-- Begin Data for the task --

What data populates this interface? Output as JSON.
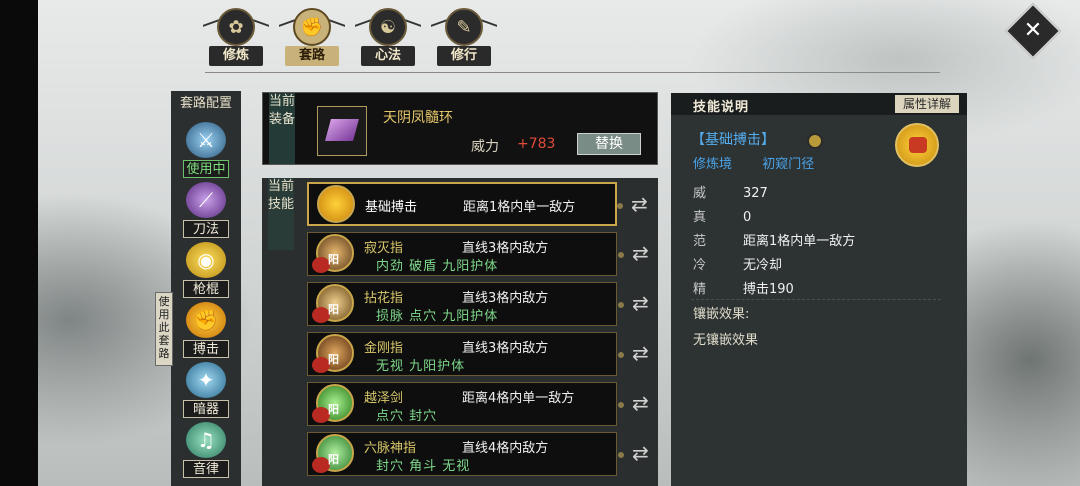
{
  "nav": {
    "tabs": [
      {
        "label": "修炼",
        "icon": "lotus-emblem-icon"
      },
      {
        "label": "套路",
        "icon": "fist-emblem-icon",
        "active": true
      },
      {
        "label": "心法",
        "icon": "swirl-emblem-icon"
      },
      {
        "label": "修行",
        "icon": "scroll-emblem-icon"
      }
    ]
  },
  "sidebar": {
    "title": "套路配置",
    "use_this_route": "使用此套路",
    "items": [
      {
        "label": "使用中",
        "icon": "sword-icon",
        "active": true
      },
      {
        "label": "刀法",
        "icon": "blade-icon"
      },
      {
        "label": "枪棍",
        "icon": "spear-icon"
      },
      {
        "label": "搏击",
        "icon": "fist-icon"
      },
      {
        "label": "暗器",
        "icon": "dart-icon"
      },
      {
        "label": "音律",
        "icon": "music-icon"
      }
    ]
  },
  "equip": {
    "label": "当前装备",
    "name": "天阴凤髓环",
    "power_label": "威力",
    "power_value": "+783",
    "swap_label": "替换"
  },
  "skills": {
    "label": "当前技能",
    "yang": "阳",
    "rows": [
      {
        "name": "基础搏击",
        "range": "距离1格内单一敌方",
        "tags": "",
        "selected": true
      },
      {
        "name": "寂灭指",
        "range": "直线3格内敌方",
        "tags": "内劲 破盾 九阳护体"
      },
      {
        "name": "拈花指",
        "range": "直线3格内敌方",
        "tags": "损脉 点穴 九阳护体"
      },
      {
        "name": "金刚指",
        "range": "直线3格内敌方",
        "tags": "无视 九阳护体"
      },
      {
        "name": "越泽剑",
        "range": "距离4格内单一敌方",
        "tags": "点穴 封穴"
      },
      {
        "name": "六脉神指",
        "range": "直线4格内敌方",
        "tags": "封穴 角斗 无视"
      }
    ]
  },
  "detail": {
    "header": "技能说明",
    "attr_button": "属性详解",
    "skill_name": "【基础搏击】",
    "realm": "修炼境",
    "path": "初窥门径",
    "stats": [
      {
        "key": "威",
        "value": "327"
      },
      {
        "key": "真",
        "value": "0"
      },
      {
        "key": "范",
        "value": "距离1格内单一敌方"
      },
      {
        "key": "冷",
        "value": "无冷却"
      },
      {
        "key": "精",
        "value": "搏击190"
      }
    ],
    "inlay_title": "镶嵌效果:",
    "inlay_value": "无镶嵌效果"
  }
}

-- End Data for the task --

What is being asked :: Omit the pictures. Output every record above word for word.

Correct answer ::
What data populates this interface? Output as JSON.
{
  "nav": {
    "tabs": [
      {
        "label": "修炼",
        "icon": "lotus-emblem-icon"
      },
      {
        "label": "套路",
        "icon": "fist-emblem-icon",
        "active": true
      },
      {
        "label": "心法",
        "icon": "swirl-emblem-icon"
      },
      {
        "label": "修行",
        "icon": "scroll-emblem-icon"
      }
    ]
  },
  "sidebar": {
    "title": "套路配置",
    "use_this_route": "使用此套路",
    "items": [
      {
        "label": "使用中",
        "icon": "sword-icon",
        "active": true
      },
      {
        "label": "刀法",
        "icon": "blade-icon"
      },
      {
        "label": "枪棍",
        "icon": "spear-icon"
      },
      {
        "label": "搏击",
        "icon": "fist-icon"
      },
      {
        "label": "暗器",
        "icon": "dart-icon"
      },
      {
        "label": "音律",
        "icon": "music-icon"
      }
    ]
  },
  "equip": {
    "label": "当前装备",
    "name": "天阴凤髓环",
    "power_label": "威力",
    "power_value": "+783",
    "swap_label": "替换"
  },
  "skills": {
    "label": "当前技能",
    "yang": "阳",
    "rows": [
      {
        "name": "基础搏击",
        "range": "距离1格内单一敌方",
        "tags": "",
        "selected": true
      },
      {
        "name": "寂灭指",
        "range": "直线3格内敌方",
        "tags": "内劲 破盾 九阳护体"
      },
      {
        "name": "拈花指",
        "range": "直线3格内敌方",
        "tags": "损脉 点穴 九阳护体"
      },
      {
        "name": "金刚指",
        "range": "直线3格内敌方",
        "tags": "无视 九阳护体"
      },
      {
        "name": "越泽剑",
        "range": "距离4格内单一敌方",
        "tags": "点穴 封穴"
      },
      {
        "name": "六脉神指",
        "range": "直线4格内敌方",
        "tags": "封穴 角斗 无视"
      }
    ]
  },
  "detail": {
    "header": "技能说明",
    "attr_button": "属性详解",
    "skill_name": "【基础搏击】",
    "realm": "修炼境",
    "path": "初窥门径",
    "stats": [
      {
        "key": "威",
        "value": "327"
      },
      {
        "key": "真",
        "value": "0"
      },
      {
        "key": "范",
        "value": "距离1格内单一敌方"
      },
      {
        "key": "冷",
        "value": "无冷却"
      },
      {
        "key": "精",
        "value": "搏击190"
      }
    ],
    "inlay_title": "镶嵌效果:",
    "inlay_value": "无镶嵌效果"
  }
}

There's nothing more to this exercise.